::: Data shown

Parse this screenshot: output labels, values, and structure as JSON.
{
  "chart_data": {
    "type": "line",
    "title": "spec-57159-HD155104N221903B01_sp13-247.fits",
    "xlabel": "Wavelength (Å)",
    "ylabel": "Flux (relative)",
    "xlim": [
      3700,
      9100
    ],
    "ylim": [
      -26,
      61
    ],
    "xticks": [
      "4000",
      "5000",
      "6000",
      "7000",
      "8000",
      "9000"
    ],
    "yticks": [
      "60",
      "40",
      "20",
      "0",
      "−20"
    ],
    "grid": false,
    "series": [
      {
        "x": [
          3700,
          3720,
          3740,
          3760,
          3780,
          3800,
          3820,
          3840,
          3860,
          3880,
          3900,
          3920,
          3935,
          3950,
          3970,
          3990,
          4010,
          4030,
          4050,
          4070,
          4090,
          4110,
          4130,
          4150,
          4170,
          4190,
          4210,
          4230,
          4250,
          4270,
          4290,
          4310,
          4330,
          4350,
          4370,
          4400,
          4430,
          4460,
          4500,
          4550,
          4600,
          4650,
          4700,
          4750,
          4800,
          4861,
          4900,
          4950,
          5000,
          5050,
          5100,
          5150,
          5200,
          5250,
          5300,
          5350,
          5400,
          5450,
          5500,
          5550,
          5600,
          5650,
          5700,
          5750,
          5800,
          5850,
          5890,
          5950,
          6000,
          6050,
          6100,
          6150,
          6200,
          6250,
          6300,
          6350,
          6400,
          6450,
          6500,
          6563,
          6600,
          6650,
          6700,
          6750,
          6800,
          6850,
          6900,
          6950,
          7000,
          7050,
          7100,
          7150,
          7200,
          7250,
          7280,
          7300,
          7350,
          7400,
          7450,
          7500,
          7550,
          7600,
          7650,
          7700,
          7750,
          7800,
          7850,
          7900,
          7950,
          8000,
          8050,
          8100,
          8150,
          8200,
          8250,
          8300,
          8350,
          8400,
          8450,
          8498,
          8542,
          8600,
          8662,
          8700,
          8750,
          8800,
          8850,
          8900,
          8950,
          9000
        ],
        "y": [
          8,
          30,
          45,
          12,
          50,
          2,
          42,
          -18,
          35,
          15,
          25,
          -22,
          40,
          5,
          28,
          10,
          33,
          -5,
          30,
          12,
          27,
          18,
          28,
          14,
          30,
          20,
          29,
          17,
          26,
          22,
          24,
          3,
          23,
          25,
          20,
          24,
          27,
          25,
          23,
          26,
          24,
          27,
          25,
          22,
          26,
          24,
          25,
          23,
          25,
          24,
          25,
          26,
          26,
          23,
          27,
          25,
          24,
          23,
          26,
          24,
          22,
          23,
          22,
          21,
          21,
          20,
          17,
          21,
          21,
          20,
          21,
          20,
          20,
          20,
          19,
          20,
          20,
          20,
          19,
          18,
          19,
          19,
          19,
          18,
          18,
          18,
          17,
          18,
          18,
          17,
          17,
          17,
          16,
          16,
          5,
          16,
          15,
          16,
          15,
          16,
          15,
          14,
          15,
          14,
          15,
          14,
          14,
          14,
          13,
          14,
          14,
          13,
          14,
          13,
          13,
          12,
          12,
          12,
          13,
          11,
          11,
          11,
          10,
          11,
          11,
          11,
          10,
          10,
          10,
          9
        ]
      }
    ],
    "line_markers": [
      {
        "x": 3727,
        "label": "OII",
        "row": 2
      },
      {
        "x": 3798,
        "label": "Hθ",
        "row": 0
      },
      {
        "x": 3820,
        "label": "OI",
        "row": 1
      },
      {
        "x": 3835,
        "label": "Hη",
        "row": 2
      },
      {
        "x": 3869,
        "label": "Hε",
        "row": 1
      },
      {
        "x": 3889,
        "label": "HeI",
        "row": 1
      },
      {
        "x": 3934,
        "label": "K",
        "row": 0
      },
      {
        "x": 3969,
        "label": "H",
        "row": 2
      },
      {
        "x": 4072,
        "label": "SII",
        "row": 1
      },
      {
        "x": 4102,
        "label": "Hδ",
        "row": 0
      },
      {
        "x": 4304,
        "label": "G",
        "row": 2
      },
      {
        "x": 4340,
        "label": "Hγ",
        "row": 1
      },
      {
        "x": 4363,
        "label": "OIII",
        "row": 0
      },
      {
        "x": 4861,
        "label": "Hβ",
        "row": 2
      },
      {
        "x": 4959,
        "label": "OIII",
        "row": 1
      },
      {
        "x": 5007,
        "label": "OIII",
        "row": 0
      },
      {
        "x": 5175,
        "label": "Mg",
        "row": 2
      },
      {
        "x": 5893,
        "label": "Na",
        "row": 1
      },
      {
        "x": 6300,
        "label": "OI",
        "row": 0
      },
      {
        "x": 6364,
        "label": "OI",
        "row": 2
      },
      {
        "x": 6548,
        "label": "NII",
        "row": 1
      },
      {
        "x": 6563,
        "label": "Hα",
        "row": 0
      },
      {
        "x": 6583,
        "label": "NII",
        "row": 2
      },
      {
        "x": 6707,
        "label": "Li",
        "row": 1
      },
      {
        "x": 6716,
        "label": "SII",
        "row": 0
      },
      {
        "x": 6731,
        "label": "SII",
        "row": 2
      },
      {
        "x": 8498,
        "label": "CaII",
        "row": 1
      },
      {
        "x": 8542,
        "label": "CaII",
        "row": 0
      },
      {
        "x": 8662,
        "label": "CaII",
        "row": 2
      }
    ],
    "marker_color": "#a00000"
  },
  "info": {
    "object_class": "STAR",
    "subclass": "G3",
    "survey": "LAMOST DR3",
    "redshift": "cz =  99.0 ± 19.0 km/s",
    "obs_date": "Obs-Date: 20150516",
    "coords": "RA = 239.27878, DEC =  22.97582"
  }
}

::::::

* **Task to complete**: Exactly reproduce every line found in the records.

* **Response below**:
Parse this screenshot: output labels, values, and structure as JSON.
{
  "chart_data": {
    "type": "line",
    "title": "spec-57159-HD155104N221903B01_sp13-247.fits",
    "xlabel": "Wavelength (Å)",
    "ylabel": "Flux (relative)",
    "xlim": [
      3700,
      9100
    ],
    "ylim": [
      -26,
      61
    ],
    "xticks": [
      "4000",
      "5000",
      "6000",
      "7000",
      "8000",
      "9000"
    ],
    "yticks": [
      "60",
      "40",
      "20",
      "0",
      "−20"
    ],
    "grid": false,
    "series": [
      {
        "x": [
          3700,
          3720,
          3740,
          3760,
          3780,
          3800,
          3820,
          3840,
          3860,
          3880,
          3900,
          3920,
          3935,
          3950,
          3970,
          3990,
          4010,
          4030,
          4050,
          4070,
          4090,
          4110,
          4130,
          4150,
          4170,
          4190,
          4210,
          4230,
          4250,
          4270,
          4290,
          4310,
          4330,
          4350,
          4370,
          4400,
          4430,
          4460,
          4500,
          4550,
          4600,
          4650,
          4700,
          4750,
          4800,
          4861,
          4900,
          4950,
          5000,
          5050,
          5100,
          5150,
          5200,
          5250,
          5300,
          5350,
          5400,
          5450,
          5500,
          5550,
          5600,
          5650,
          5700,
          5750,
          5800,
          5850,
          5890,
          5950,
          6000,
          6050,
          6100,
          6150,
          6200,
          6250,
          6300,
          6350,
          6400,
          6450,
          6500,
          6563,
          6600,
          6650,
          6700,
          6750,
          6800,
          6850,
          6900,
          6950,
          7000,
          7050,
          7100,
          7150,
          7200,
          7250,
          7280,
          7300,
          7350,
          7400,
          7450,
          7500,
          7550,
          7600,
          7650,
          7700,
          7750,
          7800,
          7850,
          7900,
          7950,
          8000,
          8050,
          8100,
          8150,
          8200,
          8250,
          8300,
          8350,
          8400,
          8450,
          8498,
          8542,
          8600,
          8662,
          8700,
          8750,
          8800,
          8850,
          8900,
          8950,
          9000
        ],
        "y": [
          8,
          30,
          45,
          12,
          50,
          2,
          42,
          -18,
          35,
          15,
          25,
          -22,
          40,
          5,
          28,
          10,
          33,
          -5,
          30,
          12,
          27,
          18,
          28,
          14,
          30,
          20,
          29,
          17,
          26,
          22,
          24,
          3,
          23,
          25,
          20,
          24,
          27,
          25,
          23,
          26,
          24,
          27,
          25,
          22,
          26,
          24,
          25,
          23,
          25,
          24,
          25,
          26,
          26,
          23,
          27,
          25,
          24,
          23,
          26,
          24,
          22,
          23,
          22,
          21,
          21,
          20,
          17,
          21,
          21,
          20,
          21,
          20,
          20,
          20,
          19,
          20,
          20,
          20,
          19,
          18,
          19,
          19,
          19,
          18,
          18,
          18,
          17,
          18,
          18,
          17,
          17,
          17,
          16,
          16,
          5,
          16,
          15,
          16,
          15,
          16,
          15,
          14,
          15,
          14,
          15,
          14,
          14,
          14,
          13,
          14,
          14,
          13,
          14,
          13,
          13,
          12,
          12,
          12,
          13,
          11,
          11,
          11,
          10,
          11,
          11,
          11,
          10,
          10,
          10,
          9
        ]
      }
    ],
    "line_markers": [
      {
        "x": 3727,
        "label": "OII",
        "row": 2
      },
      {
        "x": 3798,
        "label": "Hθ",
        "row": 0
      },
      {
        "x": 3820,
        "label": "OI",
        "row": 1
      },
      {
        "x": 3835,
        "label": "Hη",
        "row": 2
      },
      {
        "x": 3869,
        "label": "Hε",
        "row": 1
      },
      {
        "x": 3889,
        "label": "HeI",
        "row": 1
      },
      {
        "x": 3934,
        "label": "K",
        "row": 0
      },
      {
        "x": 3969,
        "label": "H",
        "row": 2
      },
      {
        "x": 4072,
        "label": "SII",
        "row": 1
      },
      {
        "x": 4102,
        "label": "Hδ",
        "row": 0
      },
      {
        "x": 4304,
        "label": "G",
        "row": 2
      },
      {
        "x": 4340,
        "label": "Hγ",
        "row": 1
      },
      {
        "x": 4363,
        "label": "OIII",
        "row": 0
      },
      {
        "x": 4861,
        "label": "Hβ",
        "row": 2
      },
      {
        "x": 4959,
        "label": "OIII",
        "row": 1
      },
      {
        "x": 5007,
        "label": "OIII",
        "row": 0
      },
      {
        "x": 5175,
        "label": "Mg",
        "row": 2
      },
      {
        "x": 5893,
        "label": "Na",
        "row": 1
      },
      {
        "x": 6300,
        "label": "OI",
        "row": 0
      },
      {
        "x": 6364,
        "label": "OI",
        "row": 2
      },
      {
        "x": 6548,
        "label": "NII",
        "row": 1
      },
      {
        "x": 6563,
        "label": "Hα",
        "row": 0
      },
      {
        "x": 6583,
        "label": "NII",
        "row": 2
      },
      {
        "x": 6707,
        "label": "Li",
        "row": 1
      },
      {
        "x": 6716,
        "label": "SII",
        "row": 0
      },
      {
        "x": 6731,
        "label": "SII",
        "row": 2
      },
      {
        "x": 8498,
        "label": "CaII",
        "row": 1
      },
      {
        "x": 8542,
        "label": "CaII",
        "row": 0
      },
      {
        "x": 8662,
        "label": "CaII",
        "row": 2
      }
    ],
    "marker_color": "#a00000"
  },
  "info": {
    "object_class": "STAR",
    "subclass": "G3",
    "survey": "LAMOST DR3",
    "redshift": "cz =  99.0 ± 19.0 km/s",
    "obs_date": "Obs-Date: 20150516",
    "coords": "RA = 239.27878, DEC =  22.97582"
  }
}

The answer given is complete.